[Set problem] Copy the lines between the line holding "crosshair-date-label: 2024/07/03 星期三" and the line holding "ma-value-label: MA30:74.18 [427,1,487,14]", both included, exactly as they appear.

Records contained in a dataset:
--------
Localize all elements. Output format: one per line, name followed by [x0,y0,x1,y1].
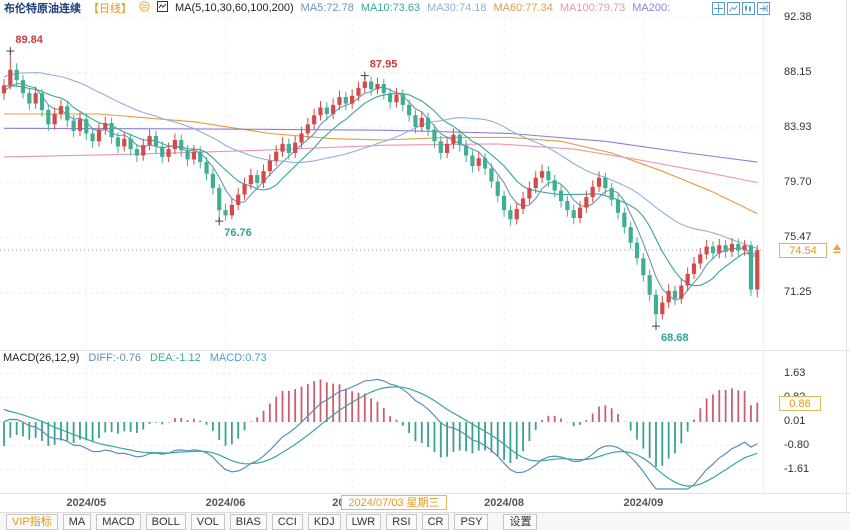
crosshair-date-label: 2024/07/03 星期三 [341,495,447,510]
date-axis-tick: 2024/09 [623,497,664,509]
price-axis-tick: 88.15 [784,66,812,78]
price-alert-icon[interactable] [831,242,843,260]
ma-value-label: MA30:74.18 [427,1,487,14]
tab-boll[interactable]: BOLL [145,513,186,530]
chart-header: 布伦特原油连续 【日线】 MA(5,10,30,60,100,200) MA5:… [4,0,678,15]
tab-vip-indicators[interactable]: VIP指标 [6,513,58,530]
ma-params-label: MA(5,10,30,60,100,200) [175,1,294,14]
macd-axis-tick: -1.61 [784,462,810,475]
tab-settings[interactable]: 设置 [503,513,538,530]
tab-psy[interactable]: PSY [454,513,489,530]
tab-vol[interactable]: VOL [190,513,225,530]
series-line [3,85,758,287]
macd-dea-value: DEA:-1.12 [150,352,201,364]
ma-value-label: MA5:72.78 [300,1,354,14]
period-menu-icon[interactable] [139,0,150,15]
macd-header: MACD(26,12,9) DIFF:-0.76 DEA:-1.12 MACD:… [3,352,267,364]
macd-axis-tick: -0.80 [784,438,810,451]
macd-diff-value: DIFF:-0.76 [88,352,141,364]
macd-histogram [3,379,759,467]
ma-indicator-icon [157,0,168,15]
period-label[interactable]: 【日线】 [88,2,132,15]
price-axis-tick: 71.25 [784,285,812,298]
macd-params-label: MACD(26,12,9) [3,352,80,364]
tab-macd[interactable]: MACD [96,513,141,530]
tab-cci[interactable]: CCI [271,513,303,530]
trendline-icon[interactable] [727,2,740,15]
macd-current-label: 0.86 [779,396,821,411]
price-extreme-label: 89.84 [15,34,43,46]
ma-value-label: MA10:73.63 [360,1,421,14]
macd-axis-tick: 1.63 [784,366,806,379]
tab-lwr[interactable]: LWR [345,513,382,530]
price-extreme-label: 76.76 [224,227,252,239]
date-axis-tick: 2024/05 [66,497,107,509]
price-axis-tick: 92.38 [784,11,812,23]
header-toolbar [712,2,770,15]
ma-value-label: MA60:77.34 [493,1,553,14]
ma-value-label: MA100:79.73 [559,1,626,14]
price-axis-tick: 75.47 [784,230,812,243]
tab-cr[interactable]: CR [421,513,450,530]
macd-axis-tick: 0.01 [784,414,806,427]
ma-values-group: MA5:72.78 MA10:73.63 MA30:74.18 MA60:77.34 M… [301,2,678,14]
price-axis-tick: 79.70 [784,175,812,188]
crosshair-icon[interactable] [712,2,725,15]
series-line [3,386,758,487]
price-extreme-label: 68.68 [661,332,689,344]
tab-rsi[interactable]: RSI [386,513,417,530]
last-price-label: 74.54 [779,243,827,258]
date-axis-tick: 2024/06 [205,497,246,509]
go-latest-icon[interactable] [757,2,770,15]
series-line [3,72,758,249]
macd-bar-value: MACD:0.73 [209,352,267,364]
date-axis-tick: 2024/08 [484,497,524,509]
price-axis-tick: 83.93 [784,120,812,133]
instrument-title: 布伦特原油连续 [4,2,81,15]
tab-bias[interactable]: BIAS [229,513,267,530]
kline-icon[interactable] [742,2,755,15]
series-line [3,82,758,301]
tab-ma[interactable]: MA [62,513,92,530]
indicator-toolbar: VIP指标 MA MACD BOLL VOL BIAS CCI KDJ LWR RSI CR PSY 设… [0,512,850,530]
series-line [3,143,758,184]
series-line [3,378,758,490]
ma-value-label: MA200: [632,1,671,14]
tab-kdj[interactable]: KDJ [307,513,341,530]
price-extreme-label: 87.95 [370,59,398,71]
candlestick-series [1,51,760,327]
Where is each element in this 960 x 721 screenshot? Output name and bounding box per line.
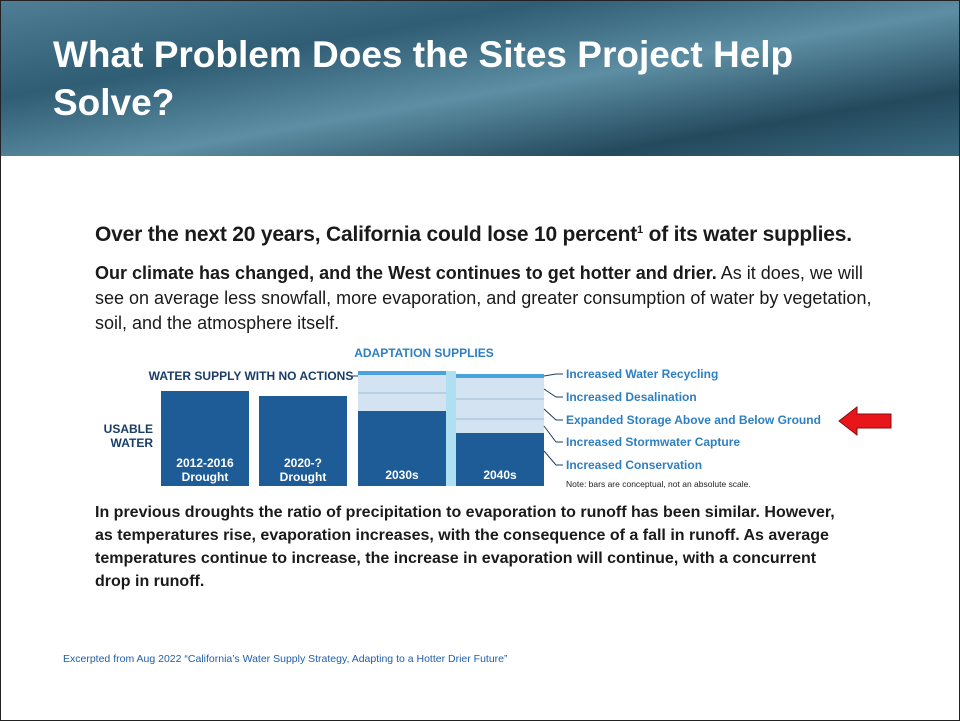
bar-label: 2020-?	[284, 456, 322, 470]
--------
[Exercise solution]
crosshair-date-label: 2024/07/03 星期三 [341,495,447,510]
date-axis-tick: 2024/09 [623,497,664,509]
price-axis-tick: 88.15 [784,66,812,78]
price-alert-icon[interactable] [831,242,843,260]
ma-value-label: MA30:74.18 [427,1,487,14]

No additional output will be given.